- [WHAT THE TASK REQUIRES] Can you print every record below exactly as written?

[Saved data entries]

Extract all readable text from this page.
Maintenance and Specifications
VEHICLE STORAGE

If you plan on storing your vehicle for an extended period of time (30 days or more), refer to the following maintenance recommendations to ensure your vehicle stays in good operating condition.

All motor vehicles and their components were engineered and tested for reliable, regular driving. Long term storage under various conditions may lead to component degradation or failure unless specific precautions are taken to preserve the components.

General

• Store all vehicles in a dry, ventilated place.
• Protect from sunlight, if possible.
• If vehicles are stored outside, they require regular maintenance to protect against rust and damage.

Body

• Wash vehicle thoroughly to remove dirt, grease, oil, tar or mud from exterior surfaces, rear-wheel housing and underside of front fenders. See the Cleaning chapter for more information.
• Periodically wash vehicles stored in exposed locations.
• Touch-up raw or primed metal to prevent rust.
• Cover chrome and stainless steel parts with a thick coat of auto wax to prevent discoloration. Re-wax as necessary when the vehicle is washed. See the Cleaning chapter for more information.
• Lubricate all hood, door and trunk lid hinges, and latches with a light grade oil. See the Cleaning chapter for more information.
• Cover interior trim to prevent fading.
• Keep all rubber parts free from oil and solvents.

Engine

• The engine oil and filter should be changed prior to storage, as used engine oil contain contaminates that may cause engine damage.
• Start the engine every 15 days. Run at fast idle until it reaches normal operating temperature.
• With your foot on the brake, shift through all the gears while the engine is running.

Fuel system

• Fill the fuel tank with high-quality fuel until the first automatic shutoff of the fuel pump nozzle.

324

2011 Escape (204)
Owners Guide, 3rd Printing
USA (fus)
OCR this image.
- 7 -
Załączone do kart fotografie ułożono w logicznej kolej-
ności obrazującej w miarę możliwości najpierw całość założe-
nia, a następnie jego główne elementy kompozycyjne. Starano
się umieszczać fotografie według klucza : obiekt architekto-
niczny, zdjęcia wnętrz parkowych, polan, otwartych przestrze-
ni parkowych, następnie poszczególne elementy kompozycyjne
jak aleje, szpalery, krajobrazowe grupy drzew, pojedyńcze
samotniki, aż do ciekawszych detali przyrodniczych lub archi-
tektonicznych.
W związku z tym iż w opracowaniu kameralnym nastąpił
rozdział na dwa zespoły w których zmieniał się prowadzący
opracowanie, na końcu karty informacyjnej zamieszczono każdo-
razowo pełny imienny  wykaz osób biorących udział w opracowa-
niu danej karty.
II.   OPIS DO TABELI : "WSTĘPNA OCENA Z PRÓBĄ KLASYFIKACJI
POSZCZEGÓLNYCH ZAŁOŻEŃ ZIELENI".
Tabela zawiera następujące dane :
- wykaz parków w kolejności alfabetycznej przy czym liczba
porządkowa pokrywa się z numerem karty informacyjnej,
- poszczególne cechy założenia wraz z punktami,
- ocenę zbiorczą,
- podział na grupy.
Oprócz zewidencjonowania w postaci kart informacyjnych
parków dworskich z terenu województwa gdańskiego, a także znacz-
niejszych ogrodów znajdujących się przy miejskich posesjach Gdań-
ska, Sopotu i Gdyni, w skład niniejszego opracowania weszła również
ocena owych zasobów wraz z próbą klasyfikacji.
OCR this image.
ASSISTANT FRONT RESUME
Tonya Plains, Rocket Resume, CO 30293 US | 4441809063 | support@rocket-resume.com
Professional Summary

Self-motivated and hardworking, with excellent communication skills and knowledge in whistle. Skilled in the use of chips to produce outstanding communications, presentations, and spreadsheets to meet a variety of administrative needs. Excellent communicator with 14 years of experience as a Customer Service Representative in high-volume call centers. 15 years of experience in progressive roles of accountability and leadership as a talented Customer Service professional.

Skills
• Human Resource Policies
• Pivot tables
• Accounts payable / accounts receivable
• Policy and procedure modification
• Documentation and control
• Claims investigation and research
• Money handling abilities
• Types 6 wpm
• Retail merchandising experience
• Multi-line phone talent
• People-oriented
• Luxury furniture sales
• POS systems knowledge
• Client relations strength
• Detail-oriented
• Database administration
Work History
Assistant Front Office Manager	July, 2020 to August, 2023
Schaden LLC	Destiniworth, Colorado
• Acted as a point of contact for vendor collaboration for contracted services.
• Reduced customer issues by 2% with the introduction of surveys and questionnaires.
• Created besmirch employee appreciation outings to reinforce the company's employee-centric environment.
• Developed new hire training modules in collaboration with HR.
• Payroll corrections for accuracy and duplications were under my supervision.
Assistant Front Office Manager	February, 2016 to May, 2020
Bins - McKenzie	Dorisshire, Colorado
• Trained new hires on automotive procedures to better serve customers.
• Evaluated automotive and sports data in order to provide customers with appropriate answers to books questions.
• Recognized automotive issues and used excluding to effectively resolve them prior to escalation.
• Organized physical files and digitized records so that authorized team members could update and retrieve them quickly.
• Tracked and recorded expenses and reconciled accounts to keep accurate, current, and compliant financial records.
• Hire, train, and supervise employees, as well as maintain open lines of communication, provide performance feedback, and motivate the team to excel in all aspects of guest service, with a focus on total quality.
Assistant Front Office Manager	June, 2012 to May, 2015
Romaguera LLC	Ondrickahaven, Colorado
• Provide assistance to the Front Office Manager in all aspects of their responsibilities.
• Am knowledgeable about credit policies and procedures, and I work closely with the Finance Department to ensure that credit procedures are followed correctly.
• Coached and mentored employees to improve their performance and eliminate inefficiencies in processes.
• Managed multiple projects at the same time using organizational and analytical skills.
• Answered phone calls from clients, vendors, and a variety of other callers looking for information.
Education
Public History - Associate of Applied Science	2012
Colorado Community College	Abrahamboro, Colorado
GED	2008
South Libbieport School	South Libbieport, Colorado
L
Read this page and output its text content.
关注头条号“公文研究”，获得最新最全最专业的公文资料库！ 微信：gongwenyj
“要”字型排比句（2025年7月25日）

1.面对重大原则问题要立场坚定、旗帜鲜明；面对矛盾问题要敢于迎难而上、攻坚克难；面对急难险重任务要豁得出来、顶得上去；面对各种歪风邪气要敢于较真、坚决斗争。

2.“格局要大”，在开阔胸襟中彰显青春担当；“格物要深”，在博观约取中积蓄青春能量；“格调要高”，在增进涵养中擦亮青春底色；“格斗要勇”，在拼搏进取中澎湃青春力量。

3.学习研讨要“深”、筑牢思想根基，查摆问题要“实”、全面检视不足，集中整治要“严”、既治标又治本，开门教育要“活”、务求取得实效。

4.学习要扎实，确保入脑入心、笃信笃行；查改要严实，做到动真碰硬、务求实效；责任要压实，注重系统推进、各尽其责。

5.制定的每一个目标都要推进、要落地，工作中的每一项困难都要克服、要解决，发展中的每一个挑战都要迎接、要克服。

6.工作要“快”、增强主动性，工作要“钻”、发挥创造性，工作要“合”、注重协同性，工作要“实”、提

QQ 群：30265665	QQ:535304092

- [WRITTEN ANSWER]
Extract all readable text from this page.
Maintenance and Specifications
VEHICLE STORAGE

If you plan on storing your vehicle for an extended period of time (30 days or more), refer to the following maintenance recommendations to ensure your vehicle stays in good operating condition.

All motor vehicles and their components were engineered and tested for reliable, regular driving. Long term storage under various conditions may lead to component degradation or failure unless specific precautions are taken to preserve the components.

General

• Store all vehicles in a dry, ventilated place.
• Protect from sunlight, if possible.
• If vehicles are stored outside, they require regular maintenance to protect against rust and damage.

Body

• Wash vehicle thoroughly to remove dirt, grease, oil, tar or mud from exterior surfaces, rear-wheel housing and underside of front fenders. See the Cleaning chapter for more information.
• Periodically wash vehicles stored in exposed locations.
• Touch-up raw or primed metal to prevent rust.
• Cover chrome and stainless steel parts with a thick coat of auto wax to prevent discoloration. Re-wax as necessary when the vehicle is washed. See the Cleaning chapter for more information.
• Lubricate all hood, door and trunk lid hinges, and latches with a light grade oil. See the Cleaning chapter for more information.
• Cover interior trim to prevent fading.
• Keep all rubber parts free from oil and solvents.

Engine

• The engine oil and filter should be changed prior to storage, as used engine oil contain contaminates that may cause engine damage.
• Start the engine every 15 days. Run at fast idle until it reaches normal operating temperature.
• With your foot on the brake, shift through all the gears while the engine is running.

Fuel system

• Fill the fuel tank with high-quality fuel until the first automatic shutoff of the fuel pump nozzle.

324

2011 Escape (204)
Owners Guide, 3rd Printing
USA (fus)
OCR this image.
- 7 -
Załączone do kart fotografie ułożono w logicznej kolej-
ności obrazującej w miarę możliwości najpierw całość założe-
nia, a następnie jego główne elementy kompozycyjne. Starano
się umieszczać fotografie według klucza : obiekt architekto-
niczny, zdjęcia wnętrz parkowych, polan, otwartych przestrze-
ni parkowych, następnie poszczególne elementy kompozycyjne
jak aleje, szpalery, krajobrazowe grupy drzew, pojedyńcze
samotniki, aż do ciekawszych detali przyrodniczych lub archi-
tektonicznych.
W związku z tym iż w opracowaniu kameralnym nastąpił
rozdział na dwa zespoły w których zmieniał się prowadzący
opracowanie, na końcu karty informacyjnej zamieszczono każdo-
razowo pełny imienny  wykaz osób biorących udział w opracowa-
niu danej karty.
II.   OPIS DO TABELI : "WSTĘPNA OCENA Z PRÓBĄ KLASYFIKACJI
POSZCZEGÓLNYCH ZAŁOŻEŃ ZIELENI".
Tabela zawiera następujące dane :
- wykaz parków w kolejności alfabetycznej przy czym liczba
porządkowa pokrywa się z numerem karty informacyjnej,
- poszczególne cechy założenia wraz z punktami,
- ocenę zbiorczą,
- podział na grupy.
Oprócz zewidencjonowania w postaci kart informacyjnych
parków dworskich z terenu województwa gdańskiego, a także znacz-
niejszych ogrodów znajdujących się przy miejskich posesjach Gdań-
ska, Sopotu i Gdyni, w skład niniejszego opracowania weszła również
ocena owych zasobów wraz z próbą klasyfikacji.
OCR this image.
ASSISTANT FRONT RESUME
Tonya Plains, Rocket Resume, CO 30293 US | 4441809063 | support@rocket-resume.com
Professional Summary

Self-motivated and hardworking, with excellent communication skills and knowledge in whistle. Skilled in the use of chips to produce outstanding communications, presentations, and spreadsheets to meet a variety of administrative needs. Excellent communicator with 14 years of experience as a Customer Service Representative in high-volume call centers. 15 years of experience in progressive roles of accountability and leadership as a talented Customer Service professional.

Skills
• Human Resource Policies
• Pivot tables
• Accounts payable / accounts receivable
• Policy and procedure modification
• Documentation and control
• Claims investigation and research
• Money handling abilities
• Types 6 wpm
• Retail merchandising experience
• Multi-line phone talent
• People-oriented
• Luxury furniture sales
• POS systems knowledge
• Client relations strength
• Detail-oriented
• Database administration
Work History
Assistant Front Office Manager	July, 2020 to August, 2023
Schaden LLC	Destiniworth, Colorado
• Acted as a point of contact for vendor collaboration for contracted services.
• Reduced customer issues by 2% with the introduction of surveys and questionnaires.
• Created besmirch employee appreciation outings to reinforce the company's employee-centric environment.
• Developed new hire training modules in collaboration with HR.
• Payroll corrections for accuracy and duplications were under my supervision.
Assistant Front Office Manager	February, 2016 to May, 2020
Bins - McKenzie	Dorisshire, Colorado
• Trained new hires on automotive procedures to better serve customers.
• Evaluated automotive and sports data in order to provide customers with appropriate answers to books questions.
• Recognized automotive issues and used excluding to effectively resolve them prior to escalation.
• Organized physical files and digitized records so that authorized team members could update and retrieve them quickly.
• Tracked and recorded expenses and reconciled accounts to keep accurate, current, and compliant financial records.
• Hire, train, and supervise employees, as well as maintain open lines of communication, provide performance feedback, and motivate the team to excel in all aspects of guest service, with a focus on total quality.
Assistant Front Office Manager	June, 2012 to May, 2015
Romaguera LLC	Ondrickahaven, Colorado
• Provide assistance to the Front Office Manager in all aspects of their responsibilities.
• Am knowledgeable about credit policies and procedures, and I work closely with the Finance Department to ensure that credit procedures are followed correctly.
• Coached and mentored employees to improve their performance and eliminate inefficiencies in processes.
• Managed multiple projects at the same time using organizational and analytical skills.
• Answered phone calls from clients, vendors, and a variety of other callers looking for information.
Education
Public History - Associate of Applied Science	2012
Colorado Community College	Abrahamboro, Colorado
GED	2008
South Libbieport School	South Libbieport, Colorado
L
Read this page and output its text content.
关注头条号“公文研究”，获得最新最全最专业的公文资料库！ 微信：gongwenyj
“要”字型排比句（2025年7月25日）

1.面对重大原则问题要立场坚定、旗帜鲜明；面对矛盾问题要敢于迎难而上、攻坚克难；面对急难险重任务要豁得出来、顶得上去；面对各种歪风邪气要敢于较真、坚决斗争。

2.“格局要大”，在开阔胸襟中彰显青春担当；“格物要深”，在博观约取中积蓄青春能量；“格调要高”，在增进涵养中擦亮青春底色；“格斗要勇”，在拼搏进取中澎湃青春力量。

3.学习研讨要“深”、筑牢思想根基，查摆问题要“实”、全面检视不足，集中整治要“严”、既治标又治本，开门教育要“活”、务求取得实效。

4.学习要扎实，确保入脑入心、笃信笃行；查改要严实，做到动真碰硬、务求实效；责任要压实，注重系统推进、各尽其责。

5.制定的每一个目标都要推进、要落地，工作中的每一项困难都要克服、要解决，发展中的每一个挑战都要迎接、要克服。

6.工作要“快”、增强主动性，工作要“钻”、发挥创造性，工作要“合”、注重协同性，工作要“实”、提

QQ 群：30265665	QQ:535304092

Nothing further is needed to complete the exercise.